__Data to use__

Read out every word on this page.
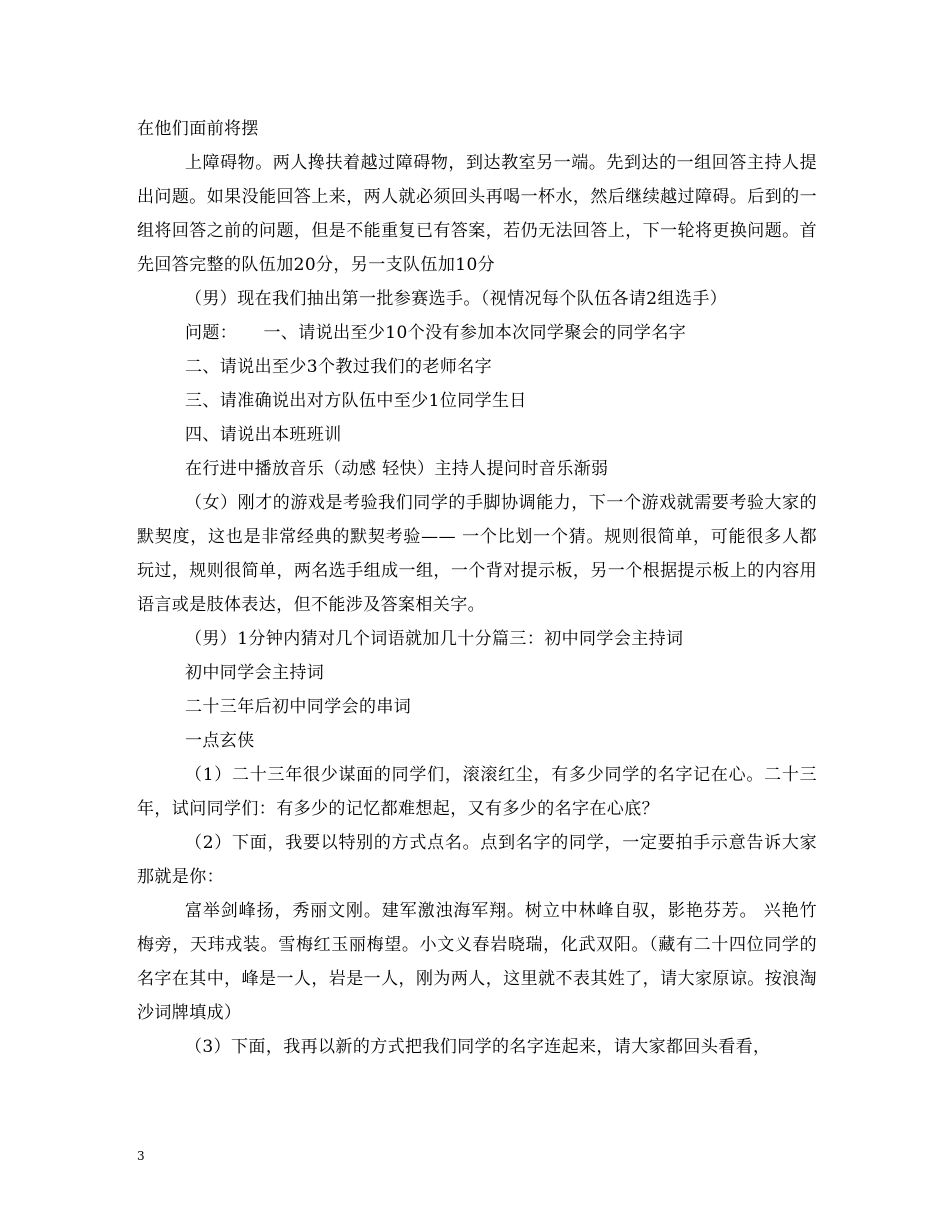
在他们面前将摆

上障碍物。两人搀扶着越过障碍物，到达教室另一端。先到达的一组回答主持人提出问题。如果没能回答上来，两人就必须回头再喝一杯水，然后继续越过障碍。后到的一组将回答之前的问题，但是不能重复已有答案，若仍无法回答上，下一轮将更换问题。首先回答完整的队伍加20分，另一支队伍加10分

（男）现在我们抽出第一批参赛选手。（视情况每个队伍各请2组选手）

问题：　　一、请说出至少10个没有参加本次同学聚会的同学名字

二、请说出至少3个教过我们的老师名字

三、请准确说出对方队伍中至少1位同学生日

四、请说出本班班训

在行进中播放音乐（动感 轻快）主持人提问时音乐渐弱

（女）刚才的游戏是考验我们同学的手脚协调能力，下一个游戏就需要考验大家的默契度，这也是非常经典的默契考验—— 一个比划一个猜。规则很简单，可能很多人都玩过，规则很简单，两名选手组成一组，一个背对提示板，另一个根据提示板上的内容用语言或是肢体表达，但不能涉及答案相关字。

（男）1分钟内猜对几个词语就加几十分篇三：初中同学会主持词

初中同学会主持词

二十三年后初中同学会的串词

一点玄侠

（1）二十三年很少谋面的同学们，滚滚红尘，有多少同学的名字记在心。二十三年，试问同学们：有多少的记忆都难想起，又有多少的名字在心底？

（2）下面，我要以特别的方式点名。点到名字的同学，一定要拍手示意告诉大家那就是你：

富举剑峰扬，秀丽文刚。建军激浊海军翔。树立中林峰自驭，影艳芬芳。 兴艳竹梅旁，天玮戎装。雪梅红玉丽梅望。小文义春岩晓瑞，化武双阳。（藏有二十四位同学的名字在其中，峰是一人，岩是一人，刚为两人，这里就不表其姓了，请大家原谅。按浪淘沙词牌填成）

（3）下面，我再以新的方式把我们同学的名字连起来，请大家都回头看看，

3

__Exercise prompt__
Generate a word-for-word copy of the preceding records, excluding all pictures.

__In response__
Read out every word on this page.
在他们面前将摆

上障碍物。两人搀扶着越过障碍物，到达教室另一端。先到达的一组回答主持人提出问题。如果没能回答上来，两人就必须回头再喝一杯水，然后继续越过障碍。后到的一组将回答之前的问题，但是不能重复已有答案，若仍无法回答上，下一轮将更换问题。首先回答完整的队伍加20分，另一支队伍加10分

（男）现在我们抽出第一批参赛选手。（视情况每个队伍各请2组选手）

问题：　　一、请说出至少10个没有参加本次同学聚会的同学名字

二、请说出至少3个教过我们的老师名字

三、请准确说出对方队伍中至少1位同学生日

四、请说出本班班训

在行进中播放音乐（动感 轻快）主持人提问时音乐渐弱

（女）刚才的游戏是考验我们同学的手脚协调能力，下一个游戏就需要考验大家的默契度，这也是非常经典的默契考验—— 一个比划一个猜。规则很简单，可能很多人都玩过，规则很简单，两名选手组成一组，一个背对提示板，另一个根据提示板上的内容用语言或是肢体表达，但不能涉及答案相关字。

（男）1分钟内猜对几个词语就加几十分篇三：初中同学会主持词

初中同学会主持词

二十三年后初中同学会的串词

一点玄侠

（1）二十三年很少谋面的同学们，滚滚红尘，有多少同学的名字记在心。二十三年，试问同学们：有多少的记忆都难想起，又有多少的名字在心底？

（2）下面，我要以特别的方式点名。点到名字的同学，一定要拍手示意告诉大家那就是你：

富举剑峰扬，秀丽文刚。建军激浊海军翔。树立中林峰自驭，影艳芬芳。 兴艳竹梅旁，天玮戎装。雪梅红玉丽梅望。小文义春岩晓瑞，化武双阳。（藏有二十四位同学的名字在其中，峰是一人，岩是一人，刚为两人，这里就不表其姓了，请大家原谅。按浪淘沙词牌填成）

（3）下面，我再以新的方式把我们同学的名字连起来，请大家都回头看看，

3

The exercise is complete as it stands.